§ Stated task
Repeat every line of the listing below, switching each "time-axis-label" to "date-axis-label" and keeping everything else the same.

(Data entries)
_____

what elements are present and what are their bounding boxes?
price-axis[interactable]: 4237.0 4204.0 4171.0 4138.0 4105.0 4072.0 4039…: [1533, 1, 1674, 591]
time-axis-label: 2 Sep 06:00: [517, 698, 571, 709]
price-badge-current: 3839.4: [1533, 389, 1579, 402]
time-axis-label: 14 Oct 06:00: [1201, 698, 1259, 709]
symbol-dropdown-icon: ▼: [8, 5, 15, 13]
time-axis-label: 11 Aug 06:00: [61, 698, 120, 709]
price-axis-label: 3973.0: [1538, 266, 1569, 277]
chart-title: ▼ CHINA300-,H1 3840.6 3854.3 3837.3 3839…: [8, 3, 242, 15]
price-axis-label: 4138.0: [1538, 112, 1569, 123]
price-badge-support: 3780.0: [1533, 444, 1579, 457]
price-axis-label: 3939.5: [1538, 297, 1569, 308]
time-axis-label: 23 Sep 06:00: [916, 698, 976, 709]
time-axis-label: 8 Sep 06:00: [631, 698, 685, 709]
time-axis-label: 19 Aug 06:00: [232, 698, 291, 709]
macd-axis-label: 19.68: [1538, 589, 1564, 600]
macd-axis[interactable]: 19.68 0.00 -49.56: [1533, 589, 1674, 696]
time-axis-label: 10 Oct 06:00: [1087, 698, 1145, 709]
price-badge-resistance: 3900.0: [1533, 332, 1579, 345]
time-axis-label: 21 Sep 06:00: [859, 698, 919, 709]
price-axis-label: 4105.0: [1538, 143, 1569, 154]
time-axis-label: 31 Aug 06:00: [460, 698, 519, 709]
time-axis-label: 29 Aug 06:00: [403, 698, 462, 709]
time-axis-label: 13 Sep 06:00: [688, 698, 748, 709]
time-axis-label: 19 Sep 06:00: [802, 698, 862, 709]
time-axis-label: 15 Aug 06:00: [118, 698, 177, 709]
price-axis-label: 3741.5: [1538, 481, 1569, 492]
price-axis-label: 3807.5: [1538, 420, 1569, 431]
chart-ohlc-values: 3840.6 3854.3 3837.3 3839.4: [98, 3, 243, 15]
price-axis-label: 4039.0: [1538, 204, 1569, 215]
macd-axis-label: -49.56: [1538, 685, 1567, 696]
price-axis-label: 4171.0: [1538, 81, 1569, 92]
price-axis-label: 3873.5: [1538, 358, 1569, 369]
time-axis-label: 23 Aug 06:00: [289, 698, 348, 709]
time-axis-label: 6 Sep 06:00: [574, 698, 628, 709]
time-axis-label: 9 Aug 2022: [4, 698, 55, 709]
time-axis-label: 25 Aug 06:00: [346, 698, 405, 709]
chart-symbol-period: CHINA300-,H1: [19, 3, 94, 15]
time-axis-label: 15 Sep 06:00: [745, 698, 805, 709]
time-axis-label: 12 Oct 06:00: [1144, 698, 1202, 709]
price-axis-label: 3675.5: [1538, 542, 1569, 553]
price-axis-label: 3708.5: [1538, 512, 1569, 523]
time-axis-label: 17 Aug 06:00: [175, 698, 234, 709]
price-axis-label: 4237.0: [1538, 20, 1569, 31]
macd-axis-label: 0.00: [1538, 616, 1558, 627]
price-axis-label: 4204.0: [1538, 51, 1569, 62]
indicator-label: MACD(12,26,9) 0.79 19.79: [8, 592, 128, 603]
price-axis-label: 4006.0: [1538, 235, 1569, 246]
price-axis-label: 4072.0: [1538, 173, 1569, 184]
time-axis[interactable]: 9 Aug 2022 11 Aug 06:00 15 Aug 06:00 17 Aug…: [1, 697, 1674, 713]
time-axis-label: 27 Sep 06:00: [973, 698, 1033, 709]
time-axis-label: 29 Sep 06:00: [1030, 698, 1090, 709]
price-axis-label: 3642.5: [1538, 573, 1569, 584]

_____

§ The reply
what elements are present and what are their bounding boxes?
price-axis[interactable]: 4237.0 4204.0 4171.0 4138.0 4105.0 4072.0 4039…: [1533, 1, 1674, 591]
date-axis-label: 2 Sep 06:00: [517, 698, 571, 709]
price-badge-current: 3839.4: [1533, 389, 1579, 402]
date-axis-label: 14 Oct 06:00: [1201, 698, 1259, 709]
symbol-dropdown-icon: ▼: [8, 5, 15, 13]
date-axis-label: 11 Aug 06:00: [61, 698, 120, 709]
price-axis-label: 3973.0: [1538, 266, 1569, 277]
chart-title: ▼ CHINA300-,H1 3840.6 3854.3 3837.3 3839…: [8, 3, 242, 15]
price-axis-label: 4138.0: [1538, 112, 1569, 123]
price-badge-support: 3780.0: [1533, 444, 1579, 457]
price-axis-label: 3939.5: [1538, 297, 1569, 308]
date-axis-label: 23 Sep 06:00: [916, 698, 976, 709]
date-axis-label: 8 Sep 06:00: [631, 698, 685, 709]
date-axis-label: 19 Aug 06:00: [232, 698, 291, 709]
macd-axis-label: 19.68: [1538, 589, 1564, 600]
macd-axis[interactable]: 19.68 0.00 -49.56: [1533, 589, 1674, 696]
date-axis-label: 10 Oct 06:00: [1087, 698, 1145, 709]
price-badge-resistance: 3900.0: [1533, 332, 1579, 345]
date-axis-label: 21 Sep 06:00: [859, 698, 919, 709]
price-axis-label: 4105.0: [1538, 143, 1569, 154]
date-axis-label: 31 Aug 06:00: [460, 698, 519, 709]
date-axis-label: 29 Aug 06:00: [403, 698, 462, 709]
date-axis-label: 13 Sep 06:00: [688, 698, 748, 709]
date-axis-label: 19 Sep 06:00: [802, 698, 862, 709]
date-axis-label: 15 Aug 06:00: [118, 698, 177, 709]
price-axis-label: 3741.5: [1538, 481, 1569, 492]
price-axis-label: 3807.5: [1538, 420, 1569, 431]
chart-ohlc-values: 3840.6 3854.3 3837.3 3839.4: [98, 3, 243, 15]
price-axis-label: 4039.0: [1538, 204, 1569, 215]
macd-axis-label: -49.56: [1538, 685, 1567, 696]
price-axis-label: 4171.0: [1538, 81, 1569, 92]
price-axis-label: 3873.5: [1538, 358, 1569, 369]
date-axis-label: 23 Aug 06:00: [289, 698, 348, 709]
date-axis-label: 6 Sep 06:00: [574, 698, 628, 709]
date-axis-label: 9 Aug 2022: [4, 698, 55, 709]
date-axis-label: 25 Aug 06:00: [346, 698, 405, 709]
chart-symbol-period: CHINA300-,H1: [19, 3, 94, 15]
date-axis-label: 15 Sep 06:00: [745, 698, 805, 709]
date-axis-label: 12 Oct 06:00: [1144, 698, 1202, 709]
price-axis-label: 3675.5: [1538, 542, 1569, 553]
price-axis-label: 3708.5: [1538, 512, 1569, 523]
date-axis-label: 17 Aug 06:00: [175, 698, 234, 709]
price-axis-label: 4237.0: [1538, 20, 1569, 31]
macd-axis-label: 0.00: [1538, 616, 1558, 627]
price-axis-label: 4204.0: [1538, 51, 1569, 62]
indicator-label: MACD(12,26,9) 0.79 19.79: [8, 592, 128, 603]
price-axis-label: 4006.0: [1538, 235, 1569, 246]
price-axis-label: 4072.0: [1538, 173, 1569, 184]
time-axis[interactable]: 9 Aug 2022 11 Aug 06:00 15 Aug 06:00 17 Aug…: [1, 697, 1674, 713]
date-axis-label: 27 Sep 06:00: [973, 698, 1033, 709]
date-axis-label: 29 Sep 06:00: [1030, 698, 1090, 709]
price-axis-label: 3642.5: [1538, 573, 1569, 584]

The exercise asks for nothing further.